CHALLENGE
Word for word, restate every line of the listing that follows.
Begin MATERIAL SHOWN
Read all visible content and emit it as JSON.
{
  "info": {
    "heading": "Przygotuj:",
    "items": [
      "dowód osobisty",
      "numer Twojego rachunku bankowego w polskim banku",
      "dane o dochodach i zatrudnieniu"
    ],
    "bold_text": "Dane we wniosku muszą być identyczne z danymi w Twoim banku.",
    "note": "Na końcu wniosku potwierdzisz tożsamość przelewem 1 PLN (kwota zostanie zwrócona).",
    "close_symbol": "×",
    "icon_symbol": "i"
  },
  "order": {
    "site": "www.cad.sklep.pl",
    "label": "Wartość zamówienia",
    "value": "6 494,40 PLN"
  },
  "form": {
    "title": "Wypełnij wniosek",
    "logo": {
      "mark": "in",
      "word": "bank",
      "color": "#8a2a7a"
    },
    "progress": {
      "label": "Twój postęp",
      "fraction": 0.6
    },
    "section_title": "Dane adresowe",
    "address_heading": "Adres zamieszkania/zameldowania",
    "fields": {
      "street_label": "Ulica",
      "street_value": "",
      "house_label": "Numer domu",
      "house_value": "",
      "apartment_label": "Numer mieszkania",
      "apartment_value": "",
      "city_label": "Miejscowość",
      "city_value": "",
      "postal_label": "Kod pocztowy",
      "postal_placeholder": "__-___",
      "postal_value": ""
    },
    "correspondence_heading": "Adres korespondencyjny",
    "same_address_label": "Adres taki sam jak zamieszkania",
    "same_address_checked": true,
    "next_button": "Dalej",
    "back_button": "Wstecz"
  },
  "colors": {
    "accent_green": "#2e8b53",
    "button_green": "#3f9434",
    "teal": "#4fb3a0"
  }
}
End MATERIAL SHOWN
COMPLETED EXERCISE
Read all visible content and emit it as JSON.
{
  "info": {
    "heading": "Przygotuj:",
    "items": [
      "dowód osobisty",
      "numer Twojego rachunku bankowego w polskim banku",
      "dane o dochodach i zatrudnieniu"
    ],
    "bold_text": "Dane we wniosku muszą być identyczne z danymi w Twoim banku.",
    "note": "Na końcu wniosku potwierdzisz tożsamość przelewem 1 PLN (kwota zostanie zwrócona).",
    "close_symbol": "×",
    "icon_symbol": "i"
  },
  "order": {
    "site": "www.cad.sklep.pl",
    "label": "Wartość zamówienia",
    "value": "6 494,40 PLN"
  },
  "form": {
    "title": "Wypełnij wniosek",
    "logo": {
      "mark": "in",
      "word": "bank",
      "color": "#8a2a7a"
    },
    "progress": {
      "label": "Twój postęp",
      "fraction": 0.6
    },
    "section_title": "Dane adresowe",
    "address_heading": "Adres zamieszkania/zameldowania",
    "fields": {
      "street_label": "Ulica",
      "street_value": "",
      "house_label": "Numer domu",
      "house_value": "",
      "apartment_label": "Numer mieszkania",
      "apartment_value": "",
      "city_label": "Miejscowość",
      "city_value": "",
      "postal_label": "Kod pocztowy",
      "postal_placeholder": "__-___",
      "postal_value": ""
    },
    "correspondence_heading": "Adres korespondencyjny",
    "same_address_label": "Adres taki sam jak zamieszkania",
    "same_address_checked": true,
    "next_button": "Dalej",
    "back_button": "Wstecz"
  },
  "colors": {
    "accent_green": "#2e8b53",
    "button_green": "#3f9434",
    "teal": "#4fb3a0"
  }
}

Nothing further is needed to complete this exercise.